[Items from a data source]
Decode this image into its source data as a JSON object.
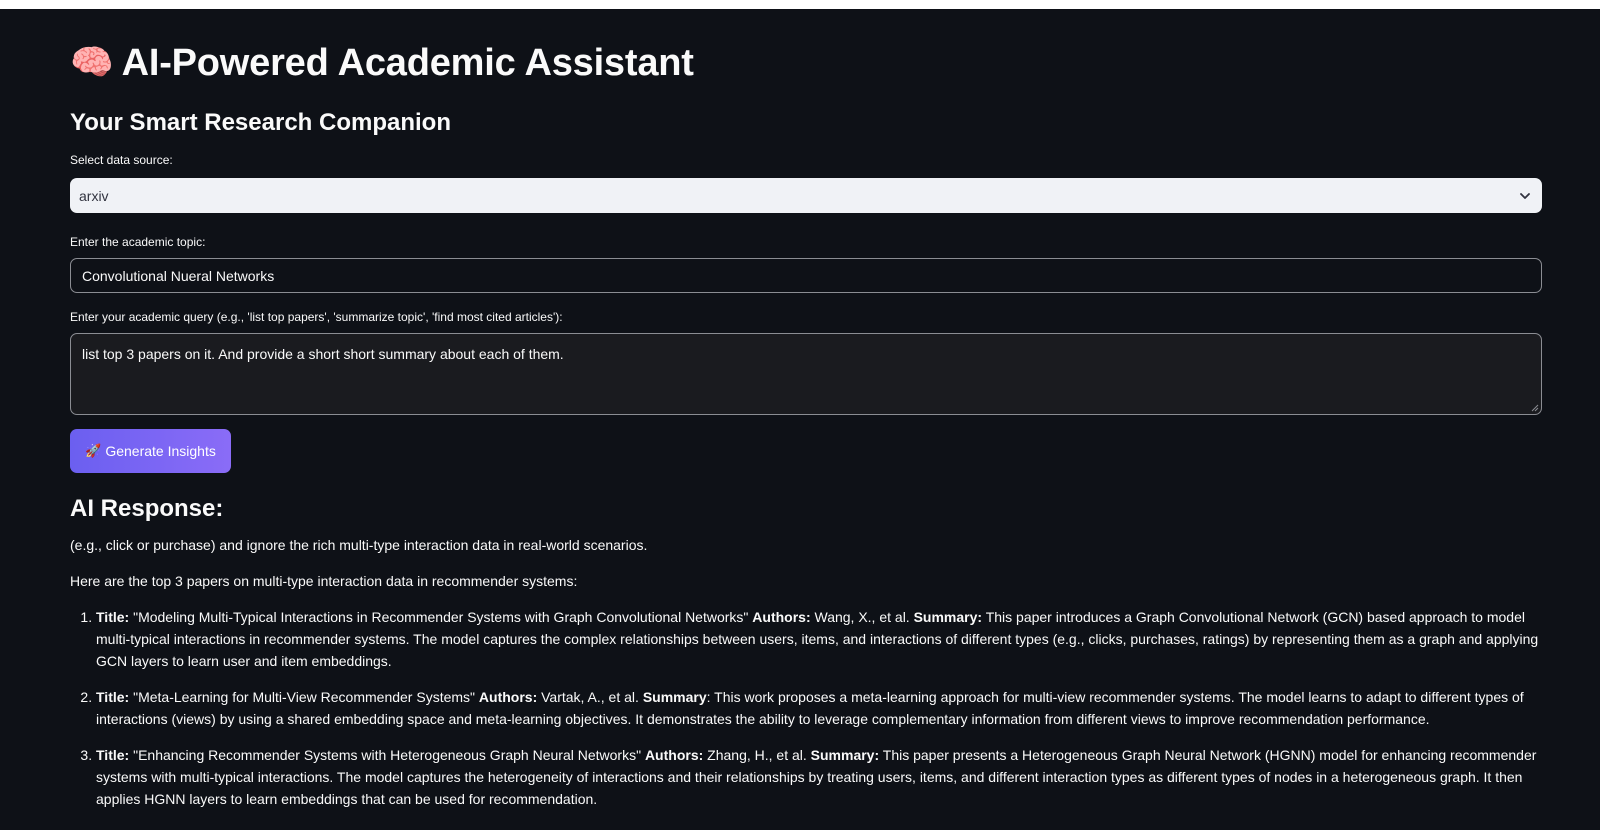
{
  "header": {
    "title_icon": "brain-emoji",
    "title_emoji": "🧠",
    "title": "AI-Powered Academic Assistant",
    "subtitle": "Your Smart Research Companion"
  },
  "form": {
    "source_label": "Select data source:",
    "source_value": "arxiv",
    "topic_label": "Enter the academic topic:",
    "topic_value": "Convolutional Nueral Networks",
    "query_label": "Enter your academic query (e.g., 'list top papers', 'summarize topic', 'find most cited articles'):",
    "query_value": "list top 3 papers on it. And provide a short short summary about each of them.",
    "button_icon": "rocket-emoji",
    "button_emoji": "🚀",
    "button_label": "Generate Insights"
  },
  "response": {
    "heading": "AI Response:",
    "intro_1": "(e.g., click or purchase) and ignore the rich multi-type interaction data in real-world scenarios.",
    "intro_2": "Here are the top 3 papers on multi-type interaction data in recommender systems:",
    "papers": [
      {
        "title_label": "Title:",
        "title": "\"Modeling Multi-Typical Interactions in Recommender Systems with Graph Convolutional Networks\"",
        "authors_label": "Authors:",
        "authors": "Wang, X., et al.",
        "summary_label": "Summary:",
        "summary": "This paper introduces a Graph Convolutional Network (GCN) based approach to model multi-typical interactions in recommender systems. The model captures the complex relationships between users, items, and interactions of different types (e.g., clicks, purchases, ratings) by representing them as a graph and applying GCN layers to learn user and item embeddings."
      },
      {
        "title_label": "Title:",
        "title": "\"Meta-Learning for Multi-View Recommender Systems\"",
        "authors_label": "Authors:",
        "authors": "Vartak, A., et al.",
        "summary_label": "Summary",
        "summary": ": This work proposes a meta-learning approach for multi-view recommender systems. The model learns to adapt to different types of interactions (views) by using a shared embedding space and meta-learning objectives. It demonstrates the ability to leverage complementary information from different views to improve recommendation performance."
      },
      {
        "title_label": "Title:",
        "title": "\"Enhancing Recommender Systems with Heterogeneous Graph Neural Networks\"",
        "authors_label": "Authors:",
        "authors": "Zhang, H., et al.",
        "summary_label": "Summary:",
        "summary": "This paper presents a Heterogeneous Graph Neural Network (HGNN) model for enhancing recommender systems with multi-typical interactions. The model captures the heterogeneity of interactions and their relationships by treating users, items, and different interaction types as different types of nodes in a heterogeneous graph. It then applies HGNN layers to learn embeddings that can be used for recommendation."
      }
    ]
  },
  "colors": {
    "background": "#0e1117",
    "select_bg": "#f0f2f6",
    "button_start": "#6b5ff0",
    "button_end": "#8a6cf7"
  }
}
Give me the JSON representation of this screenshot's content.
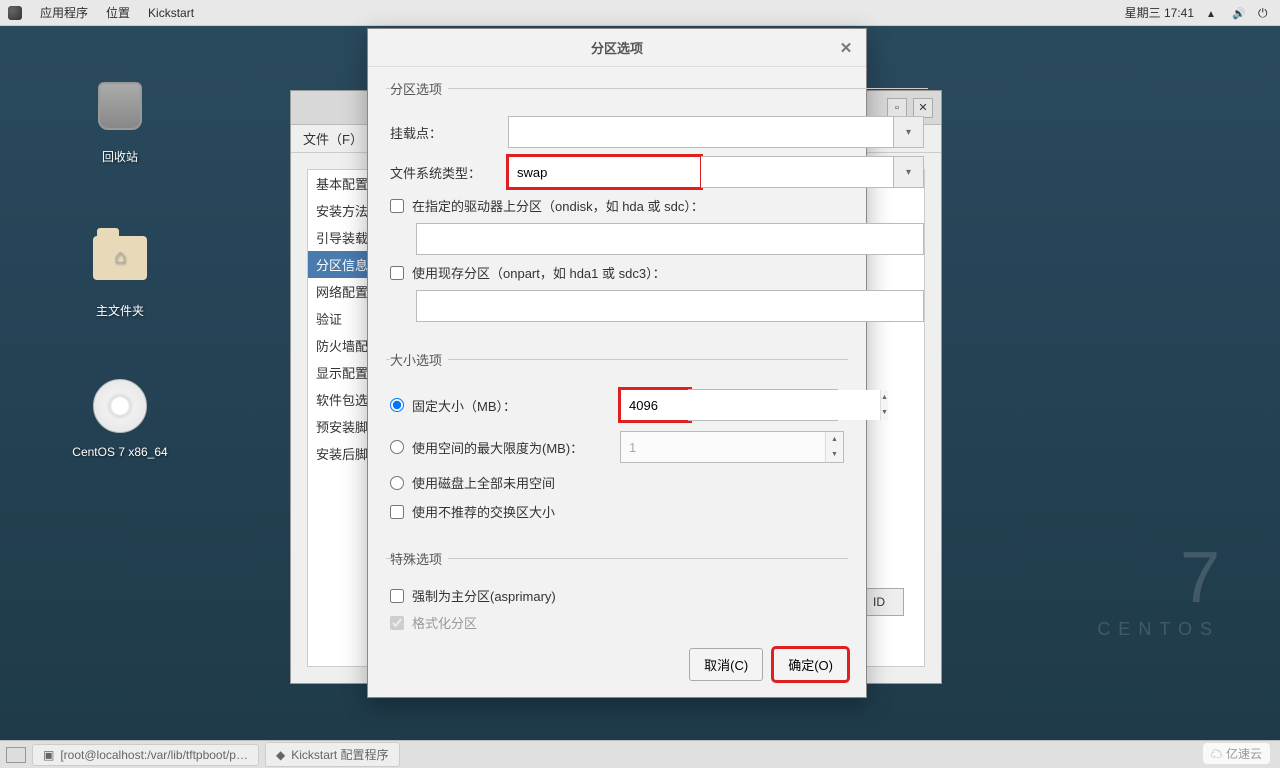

* **Stated problem**: The material above holds pictures; copy everything else in it exactly.

* **Written solution**:
Decode this image into its source data as a JSON object.
{
  "header": {
    "title_icon": "brain-emoji",
    "title_emoji": "🧠",
    "title": "AI-Powered Academic Assistant",
    "subtitle": "Your Smart Research Companion"
  },
  "form": {
    "source_label": "Select data source:",
    "source_value": "arxiv",
    "topic_label": "Enter the academic topic:",
    "topic_value": "Convolutional Nueral Networks",
    "query_label": "Enter your academic query (e.g., 'list top papers', 'summarize topic', 'find most cited articles'):",
    "query_value": "list top 3 papers on it. And provide a short short summary about each of them.",
    "button_icon": "rocket-emoji",
    "button_emoji": "🚀",
    "button_label": "Generate Insights"
  },
  "response": {
    "heading": "AI Response:",
    "intro_1": "(e.g., click or purchase) and ignore the rich multi-type interaction data in real-world scenarios.",
    "intro_2": "Here are the top 3 papers on multi-type interaction data in recommender systems:",
    "papers": [
      {
        "title_label": "Title:",
        "title": "\"Modeling Multi-Typical Interactions in Recommender Systems with Graph Convolutional Networks\"",
        "authors_label": "Authors:",
        "authors": "Wang, X., et al.",
        "summary_label": "Summary:",
        "summary": "This paper introduces a Graph Convolutional Network (GCN) based approach to model multi-typical interactions in recommender systems. The model captures the complex relationships between users, items, and interactions of different types (e.g., clicks, purchases, ratings) by representing them as a graph and applying GCN layers to learn user and item embeddings."
      },
      {
        "title_label": "Title:",
        "title": "\"Meta-Learning for Multi-View Recommender Systems\"",
        "authors_label": "Authors:",
        "authors": "Vartak, A., et al.",
        "summary_label": "Summary",
        "summary": ": This work proposes a meta-learning approach for multi-view recommender systems. The model learns to adapt to different types of interactions (views) by using a shared embedding space and meta-learning objectives. It demonstrates the ability to leverage complementary information from different views to improve recommendation performance."
      },
      {
        "title_label": "Title:",
        "title": "\"Enhancing Recommender Systems with Heterogeneous Graph Neural Networks\"",
        "authors_label": "Authors:",
        "authors": "Zhang, H., et al.",
        "summary_label": "Summary:",
        "summary": "This paper presents a Heterogeneous Graph Neural Network (HGNN) model for enhancing recommender systems with multi-typical interactions. The model captures the heterogeneity of interactions and their relationships by treating users, items, and different interaction types as different types of nodes in a heterogeneous graph. It then applies HGNN layers to learn embeddings that can be used for recommendation."
      }
    ]
  },
  "colors": {
    "background": "#0e1117",
    "select_bg": "#f0f2f6",
    "button_start": "#6b5ff0",
    "button_end": "#8a6cf7"
  }
}
Give me the JSON representation of this screenshot's content.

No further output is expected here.